YOUR GOAL
Return the lines below that carry the word "chefs".

***** TASK INPUT

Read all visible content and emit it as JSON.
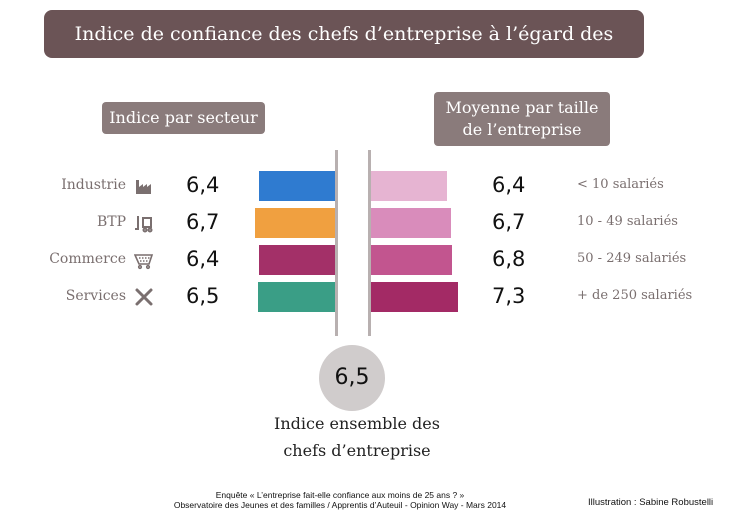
{
  "chart_data": [
    {
      "type": "bar",
      "title": "Indice par secteur",
      "categories": [
        "Industrie",
        "BTP",
        "Commerce",
        "Services"
      ],
      "values": [
        6.4,
        6.7,
        6.4,
        6.5
      ],
      "value_labels": [
        "6,4",
        "6,7",
        "6,4",
        "6,5"
      ],
      "icons": [
        "factory-icon",
        "forklift-icon",
        "shopping-cart-icon",
        "tools-icon"
      ],
      "colors": [
        "#2f7bd0",
        "#f0a040",
        "#a33068",
        "#3a9e86"
      ],
      "orientation": "horizontal-leftward"
    },
    {
      "type": "bar",
      "title": "Moyenne par taille de l’entreprise",
      "categories": [
        "< 10 salariés",
        "10 - 49 salariés",
        "50 - 249 salariés",
        "+ de 250 salariés"
      ],
      "values": [
        6.4,
        6.7,
        6.8,
        7.3
      ],
      "value_labels": [
        "6,4",
        "6,7",
        "6,8",
        "7,3"
      ],
      "colors": [
        "#e6b4d2",
        "#d98cbb",
        "#c2558f",
        "#a32a65"
      ],
      "orientation": "horizontal-rightward"
    }
  ],
  "header": {
    "title": "Indice de confiance des chefs d’entreprise à l’égard des jeunes"
  },
  "left_header": "Indice par secteur",
  "right_header": [
    "Moyenne par taille",
    "de l’entreprise"
  ],
  "total": {
    "value": "6,5",
    "label": [
      "Indice ensemble des",
      "chefs d’entreprise"
    ]
  },
  "footer": {
    "source": [
      "Enquête « L’entreprise fait-elle confiance aux moins de 25 ans ? »",
      "Observatoire des Jeunes et des familles / Apprentis d’Auteuil - Opinion Way - Mars 2014"
    ],
    "credit": "Illustration : Sabine Robustelli"
  }
}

**********

THE ANSWER
    "title": "Indice de confiance des chefs d’entreprise à l’égard des jeunes"
      "chefs d’entreprise"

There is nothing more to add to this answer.